[What is being asked] Extract every line where the string "value" appears.

[Information provided]

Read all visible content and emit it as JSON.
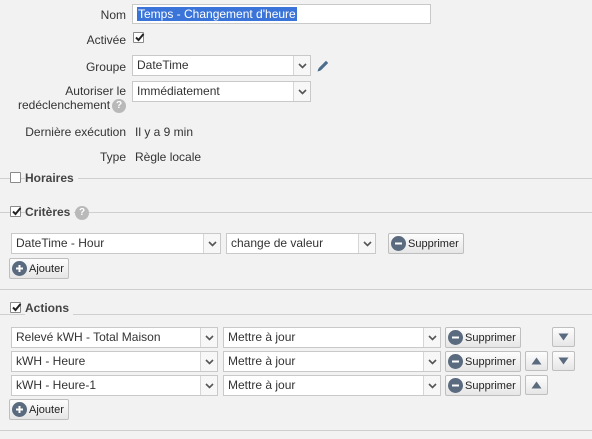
{
  "form": {
    "name": {
      "label": "Nom",
      "value": "Temps - Changement d'heure"
    },
    "enabled": {
      "label": "Activée",
      "checked": true
    },
    "group": {
      "label": "Groupe",
      "value": "DateTime"
    },
    "retrigger": {
      "label_line1": "Autoriser le",
      "label_line2": "redéclenchement",
      "value": "Immédiatement"
    },
    "last_run": {
      "label": "Dernière exécution",
      "value": "Il y a 9 min"
    },
    "type": {
      "label": "Type",
      "value": "Règle locale"
    }
  },
  "sections": {
    "schedules": {
      "title": "Horaires",
      "checked": false
    },
    "criteria": {
      "title": "Critères",
      "checked": true,
      "rows": [
        {
          "item": "DateTime - Hour",
          "condition": "change de valeur",
          "delete_label": "Supprimer"
        }
      ],
      "add_label": "Ajouter"
    },
    "actions": {
      "title": "Actions",
      "checked": true,
      "rows": [
        {
          "item": "Relevé kWH - Total Maison",
          "action": "Mettre à jour",
          "delete_label": "Supprimer"
        },
        {
          "item": "kWH - Heure",
          "action": "Mettre à jour",
          "delete_label": "Supprimer"
        },
        {
          "item": "kWH - Heure-1",
          "action": "Mettre à jour",
          "delete_label": "Supprimer"
        }
      ],
      "add_label": "Ajouter"
    }
  },
  "colors": {
    "background": "#f2f2f2",
    "selection": "#3a74d8",
    "button_icon": "#5a6b7f",
    "edit_icon": "#4a6d8c"
  },
  "icons": [
    "chevron-down-icon",
    "checkmark-icon",
    "help-icon",
    "pencil-icon",
    "minus-circle-icon",
    "plus-circle-icon",
    "arrow-up-icon",
    "arrow-down-icon"
  ]
}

[Written response]
      "value": "Temps - Changement d'heure"
      "value": "DateTime"
      "value": "Immédiatement"
      "value": "Il y a 9 min"
      "value": "Règle locale"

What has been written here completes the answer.